▶ _TASK DETAILS_: Below are some records: retype them all exactly, but not the pictures.

▶ _PROVIDED DATA_:
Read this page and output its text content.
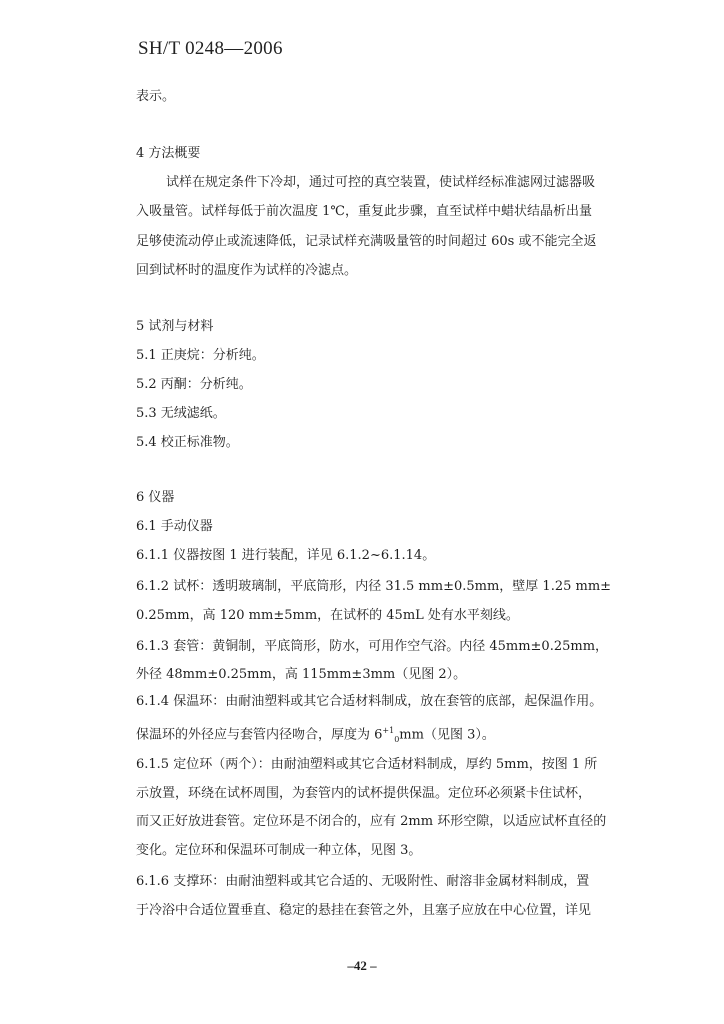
SH/T 0248—2006
表示。
4 方法概要
试样在规定条件下冷却，通过可控的真空装置，使试样经标准滤网过滤器吸
入吸量管。试样每低于前次温度 1℃，重复此步骤，直至试样中蜡状结晶析出量
足够使流动停止或流速降低，记录试样充满吸量管的时间超过 60s 或不能完全返
回到试杯时的温度作为试样的冷滤点。
5 试剂与材料
5.1 正庚烷：分析纯。
5.2 丙酮：分析纯。
5.3 无绒滤纸。
5.4 校正标准物。
6 仪器
6.1 手动仪器
6.1.1 仪器按图 1 进行装配，详见 6.1.2~6.1.14。
6.1.2 试杯：透明玻璃制，平底筒形，内径 31.5 mm±0.5mm，壁厚 1.25 mm±
0.25mm，高 120 mm±5mm，在试杯的 45mL 处有水平刻线。
6.1.3 套管：黄铜制，平底筒形，防水，可用作空气浴。内径 45mm±0.25mm，
外径 48mm±0.25mm，高 115mm±3mm（见图 2）。
6.1.4 保温环：由耐油塑料或其它合适材料制成，放在套管的底部，起保温作用。
保温环的外径应与套管内径吻合，厚度为 $6^{+1}_0mm$（见图 3）。
6.1.5 定位环（两个）：由耐油塑料或其它合适材料制成，厚约 5mm，按图 1 所
示放置，环绕在试杯周围，为套管内的试杯提供保温。定位环必须紧卡住试杯，
而又正好放进套管。定位环是不闭合的，应有 2mm 环形空隙，以适应试杯直径的
变化。定位环和保温环可制成一种立体，见图 3。
6.1.6 支撑环：由耐油塑料或其它合适的、无吸附性、耐溶非金属材料制成，置
于冷浴中合适位置垂直、稳定的悬挂在套管之外，且塞子应放在中心位置，详见
–42 –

▶ _RESULT_:
Read this page and output its text content.
SH/T 0248—2006
表示。
4 方法概要
试样在规定条件下冷却，通过可控的真空装置，使试样经标准滤网过滤器吸
入吸量管。试样每低于前次温度 1℃，重复此步骤，直至试样中蜡状结晶析出量
足够使流动停止或流速降低，记录试样充满吸量管的时间超过 60s 或不能完全返
回到试杯时的温度作为试样的冷滤点。
5 试剂与材料
5.1 正庚烷：分析纯。
5.2 丙酮：分析纯。
5.3 无绒滤纸。
5.4 校正标准物。
6 仪器
6.1 手动仪器
6.1.1 仪器按图 1 进行装配，详见 6.1.2~6.1.14。
6.1.2 试杯：透明玻璃制，平底筒形，内径 31.5 mm±0.5mm，壁厚 1.25 mm±
0.25mm，高 120 mm±5mm，在试杯的 45mL 处有水平刻线。
6.1.3 套管：黄铜制，平底筒形，防水，可用作空气浴。内径 45mm±0.25mm，
外径 48mm±0.25mm，高 115mm±3mm（见图 2）。
6.1.4 保温环：由耐油塑料或其它合适材料制成，放在套管的底部，起保温作用。
保温环的外径应与套管内径吻合，厚度为 $6^{+1}_0mm$（见图 3）。
6.1.5 定位环（两个）：由耐油塑料或其它合适材料制成，厚约 5mm，按图 1 所
示放置，环绕在试杯周围，为套管内的试杯提供保温。定位环必须紧卡住试杯，
而又正好放进套管。定位环是不闭合的，应有 2mm 环形空隙，以适应试杯直径的
变化。定位环和保温环可制成一种立体，见图 3。
6.1.6 支撑环：由耐油塑料或其它合适的、无吸附性、耐溶非金属材料制成，置
于冷浴中合适位置垂直、稳定的悬挂在套管之外，且塞子应放在中心位置，详见
–42 –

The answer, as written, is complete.